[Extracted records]
————

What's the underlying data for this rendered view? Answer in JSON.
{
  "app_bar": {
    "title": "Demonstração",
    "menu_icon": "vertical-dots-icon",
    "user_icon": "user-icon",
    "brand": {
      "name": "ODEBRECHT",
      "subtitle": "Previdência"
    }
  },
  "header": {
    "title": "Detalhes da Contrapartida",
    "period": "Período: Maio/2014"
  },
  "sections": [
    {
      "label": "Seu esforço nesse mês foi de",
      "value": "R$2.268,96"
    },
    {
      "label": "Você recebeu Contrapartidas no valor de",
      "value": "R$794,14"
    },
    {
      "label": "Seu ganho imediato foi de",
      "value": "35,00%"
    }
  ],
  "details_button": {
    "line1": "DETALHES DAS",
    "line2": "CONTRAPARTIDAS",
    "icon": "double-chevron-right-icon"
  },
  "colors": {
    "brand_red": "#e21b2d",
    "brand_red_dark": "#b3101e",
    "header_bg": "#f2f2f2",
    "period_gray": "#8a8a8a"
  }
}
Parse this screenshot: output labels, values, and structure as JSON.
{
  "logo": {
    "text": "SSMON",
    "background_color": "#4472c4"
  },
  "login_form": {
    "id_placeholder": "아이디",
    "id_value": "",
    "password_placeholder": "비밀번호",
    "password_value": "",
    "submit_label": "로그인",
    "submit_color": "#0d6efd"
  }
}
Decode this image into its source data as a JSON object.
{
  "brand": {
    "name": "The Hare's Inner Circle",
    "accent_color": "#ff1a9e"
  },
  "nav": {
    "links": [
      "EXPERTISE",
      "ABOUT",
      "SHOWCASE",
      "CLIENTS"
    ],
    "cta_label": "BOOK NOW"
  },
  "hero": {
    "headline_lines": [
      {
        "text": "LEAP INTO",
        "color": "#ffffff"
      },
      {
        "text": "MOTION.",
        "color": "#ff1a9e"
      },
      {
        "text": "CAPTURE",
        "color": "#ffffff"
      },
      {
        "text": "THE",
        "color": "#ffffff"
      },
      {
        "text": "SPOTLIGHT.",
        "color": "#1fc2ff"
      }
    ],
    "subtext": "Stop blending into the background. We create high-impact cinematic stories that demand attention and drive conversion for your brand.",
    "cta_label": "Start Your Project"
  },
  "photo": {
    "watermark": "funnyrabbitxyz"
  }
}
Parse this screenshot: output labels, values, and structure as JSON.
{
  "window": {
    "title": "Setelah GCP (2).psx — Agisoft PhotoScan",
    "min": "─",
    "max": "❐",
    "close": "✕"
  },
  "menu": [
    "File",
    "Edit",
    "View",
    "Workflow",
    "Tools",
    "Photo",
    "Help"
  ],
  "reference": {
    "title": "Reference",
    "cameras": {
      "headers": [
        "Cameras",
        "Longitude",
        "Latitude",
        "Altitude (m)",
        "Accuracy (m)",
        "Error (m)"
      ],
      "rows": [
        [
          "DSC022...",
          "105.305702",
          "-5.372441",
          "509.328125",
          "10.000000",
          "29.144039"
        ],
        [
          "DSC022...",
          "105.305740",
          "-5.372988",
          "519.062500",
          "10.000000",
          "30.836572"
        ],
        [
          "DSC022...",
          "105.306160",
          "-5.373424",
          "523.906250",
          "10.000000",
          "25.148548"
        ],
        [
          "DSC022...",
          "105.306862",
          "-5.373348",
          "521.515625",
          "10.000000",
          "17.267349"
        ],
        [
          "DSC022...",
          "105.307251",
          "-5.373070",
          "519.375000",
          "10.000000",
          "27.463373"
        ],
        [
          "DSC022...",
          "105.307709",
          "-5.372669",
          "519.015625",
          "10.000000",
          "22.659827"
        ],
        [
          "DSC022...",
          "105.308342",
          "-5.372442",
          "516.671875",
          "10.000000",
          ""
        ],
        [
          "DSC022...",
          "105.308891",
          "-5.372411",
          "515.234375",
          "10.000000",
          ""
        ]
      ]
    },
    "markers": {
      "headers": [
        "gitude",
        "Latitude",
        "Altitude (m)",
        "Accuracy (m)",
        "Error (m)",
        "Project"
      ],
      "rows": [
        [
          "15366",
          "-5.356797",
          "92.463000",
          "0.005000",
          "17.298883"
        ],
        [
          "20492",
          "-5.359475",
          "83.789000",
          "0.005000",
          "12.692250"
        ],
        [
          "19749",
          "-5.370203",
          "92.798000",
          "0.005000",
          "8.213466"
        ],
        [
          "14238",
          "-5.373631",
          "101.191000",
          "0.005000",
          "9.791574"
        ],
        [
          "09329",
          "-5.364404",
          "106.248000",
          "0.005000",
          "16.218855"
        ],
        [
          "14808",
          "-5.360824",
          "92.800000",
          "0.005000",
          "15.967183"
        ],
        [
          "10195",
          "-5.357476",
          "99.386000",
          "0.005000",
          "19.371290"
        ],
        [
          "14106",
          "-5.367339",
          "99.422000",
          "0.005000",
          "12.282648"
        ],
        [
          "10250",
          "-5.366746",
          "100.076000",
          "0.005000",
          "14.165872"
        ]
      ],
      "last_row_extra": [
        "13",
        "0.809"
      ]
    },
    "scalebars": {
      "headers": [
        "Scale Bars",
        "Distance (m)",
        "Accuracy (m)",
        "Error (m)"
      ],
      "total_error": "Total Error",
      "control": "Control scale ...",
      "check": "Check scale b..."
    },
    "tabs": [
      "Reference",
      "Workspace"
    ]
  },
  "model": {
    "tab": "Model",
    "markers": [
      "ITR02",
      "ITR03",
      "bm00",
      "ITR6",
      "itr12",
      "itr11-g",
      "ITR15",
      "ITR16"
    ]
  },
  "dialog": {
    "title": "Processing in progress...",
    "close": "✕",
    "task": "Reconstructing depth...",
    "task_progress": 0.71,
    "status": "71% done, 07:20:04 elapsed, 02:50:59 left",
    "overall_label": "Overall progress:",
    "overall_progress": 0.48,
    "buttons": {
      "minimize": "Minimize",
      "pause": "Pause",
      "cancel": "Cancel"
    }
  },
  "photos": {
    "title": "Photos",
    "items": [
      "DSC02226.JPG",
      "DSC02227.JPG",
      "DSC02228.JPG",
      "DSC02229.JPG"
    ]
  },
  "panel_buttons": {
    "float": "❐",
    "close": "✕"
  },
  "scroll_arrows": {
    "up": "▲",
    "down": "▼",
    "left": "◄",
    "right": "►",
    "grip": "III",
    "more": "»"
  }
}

————

TASK DIRECTIONS => Go through the listing above and restate it word for word.

SOLUTION TO THIS PROBLEM =>
What's the underlying data for this rendered view? Answer in JSON.
{
  "app_bar": {
    "title": "Demonstração",
    "menu_icon": "vertical-dots-icon",
    "user_icon": "user-icon",
    "brand": {
      "name": "ODEBRECHT",
      "subtitle": "Previdência"
    }
  },
  "header": {
    "title": "Detalhes da Contrapartida",
    "period": "Período: Maio/2014"
  },
  "sections": [
    {
      "label": "Seu esforço nesse mês foi de",
      "value": "R$2.268,96"
    },
    {
      "label": "Você recebeu Contrapartidas no valor de",
      "value": "R$794,14"
    },
    {
      "label": "Seu ganho imediato foi de",
      "value": "35,00%"
    }
  ],
  "details_button": {
    "line1": "DETALHES DAS",
    "line2": "CONTRAPARTIDAS",
    "icon": "double-chevron-right-icon"
  },
  "colors": {
    "brand_red": "#e21b2d",
    "brand_red_dark": "#b3101e",
    "header_bg": "#f2f2f2",
    "period_gray": "#8a8a8a"
  }
}
Parse this screenshot: output labels, values, and structure as JSON.
{
  "logo": {
    "text": "SSMON",
    "background_color": "#4472c4"
  },
  "login_form": {
    "id_placeholder": "아이디",
    "id_value": "",
    "password_placeholder": "비밀번호",
    "password_value": "",
    "submit_label": "로그인",
    "submit_color": "#0d6efd"
  }
}
Decode this image into its source data as a JSON object.
{
  "brand": {
    "name": "The Hare's Inner Circle",
    "accent_color": "#ff1a9e"
  },
  "nav": {
    "links": [
      "EXPERTISE",
      "ABOUT",
      "SHOWCASE",
      "CLIENTS"
    ],
    "cta_label": "BOOK NOW"
  },
  "hero": {
    "headline_lines": [
      {
        "text": "LEAP INTO",
        "color": "#ffffff"
      },
      {
        "text": "MOTION.",
        "color": "#ff1a9e"
      },
      {
        "text": "CAPTURE",
        "color": "#ffffff"
      },
      {
        "text": "THE",
        "color": "#ffffff"
      },
      {
        "text": "SPOTLIGHT.",
        "color": "#1fc2ff"
      }
    ],
    "subtext": "Stop blending into the background. We create high-impact cinematic stories that demand attention and drive conversion for your brand.",
    "cta_label": "Start Your Project"
  },
  "photo": {
    "watermark": "funnyrabbitxyz"
  }
}
Parse this screenshot: output labels, values, and structure as JSON.
{
  "window": {
    "title": "Setelah GCP (2).psx — Agisoft PhotoScan",
    "min": "─",
    "max": "❐",
    "close": "✕"
  },
  "menu": [
    "File",
    "Edit",
    "View",
    "Workflow",
    "Tools",
    "Photo",
    "Help"
  ],
  "reference": {
    "title": "Reference",
    "cameras": {
      "headers": [
        "Cameras",
        "Longitude",
        "Latitude",
        "Altitude (m)",
        "Accuracy (m)",
        "Error (m)"
      ],
      "rows": [
        [
          "DSC022...",
          "105.305702",
          "-5.372441",
          "509.328125",
          "10.000000",
          "29.144039"
        ],
        [
          "DSC022...",
          "105.305740",
          "-5.372988",
          "519.062500",
          "10.000000",
          "30.836572"
        ],
        [
          "DSC022...",
          "105.306160",
          "-5.373424",
          "523.906250",
          "10.000000",
          "25.148548"
        ],
        [
          "DSC022...",
          "105.306862",
          "-5.373348",
          "521.515625",
          "10.000000",
          "17.267349"
        ],
        [
          "DSC022...",
          "105.307251",
          "-5.373070",
          "519.375000",
          "10.000000",
          "27.463373"
        ],
        [
          "DSC022...",
          "105.307709",
          "-5.372669",
          "519.015625",
          "10.000000",
          "22.659827"
        ],
        [
          "DSC022...",
          "105.308342",
          "-5.372442",
          "516.671875",
          "10.000000",
          ""
        ],
        [
          "DSC022...",
          "105.308891",
          "-5.372411",
          "515.234375",
          "10.000000",
          ""
        ]
      ]
    },
    "markers": {
      "headers": [
        "gitude",
        "Latitude",
        "Altitude (m)",
        "Accuracy (m)",
        "Error (m)",
        "Project"
      ],
      "rows": [
        [
          "15366",
          "-5.356797",
          "92.463000",
          "0.005000",
          "17.298883"
        ],
        [
          "20492",
          "-5.359475",
          "83.789000",
          "0.005000",
          "12.692250"
        ],
        [
          "19749",
          "-5.370203",
          "92.798000",
          "0.005000",
          "8.213466"
        ],
        [
          "14238",
          "-5.373631",
          "101.191000",
          "0.005000",
          "9.791574"
        ],
        [
          "09329",
          "-5.364404",
          "106.248000",
          "0.005000",
          "16.218855"
        ],
        [
          "14808",
          "-5.360824",
          "92.800000",
          "0.005000",
          "15.967183"
        ],
        [
          "10195",
          "-5.357476",
          "99.386000",
          "0.005000",
          "19.371290"
        ],
        [
          "14106",
          "-5.367339",
          "99.422000",
          "0.005000",
          "12.282648"
        ],
        [
          "10250",
          "-5.366746",
          "100.076000",
          "0.005000",
          "14.165872"
        ]
      ],
      "last_row_extra": [
        "13",
        "0.809"
      ]
    },
    "scalebars": {
      "headers": [
        "Scale Bars",
        "Distance (m)",
        "Accuracy (m)",
        "Error (m)"
      ],
      "total_error": "Total Error",
      "control": "Control scale ...",
      "check": "Check scale b..."
    },
    "tabs": [
      "Reference",
      "Workspace"
    ]
  },
  "model": {
    "tab": "Model",
    "markers": [
      "ITR02",
      "ITR03",
      "bm00",
      "ITR6",
      "itr12",
      "itr11-g",
      "ITR15",
      "ITR16"
    ]
  },
  "dialog": {
    "title": "Processing in progress...",
    "close": "✕",
    "task": "Reconstructing depth...",
    "task_progress": 0.71,
    "status": "71% done, 07:20:04 elapsed, 02:50:59 left",
    "overall_label": "Overall progress:",
    "overall_progress": 0.48,
    "buttons": {
      "minimize": "Minimize",
      "pause": "Pause",
      "cancel": "Cancel"
    }
  },
  "photos": {
    "title": "Photos",
    "items": [
      "DSC02226.JPG",
      "DSC02227.JPG",
      "DSC02228.JPG",
      "DSC02229.JPG"
    ]
  },
  "panel_buttons": {
    "float": "❐",
    "close": "✕"
  },
  "scroll_arrows": {
    "up": "▲",
    "down": "▼",
    "left": "◄",
    "right": "►",
    "grip": "III",
    "more": "»"
  }
}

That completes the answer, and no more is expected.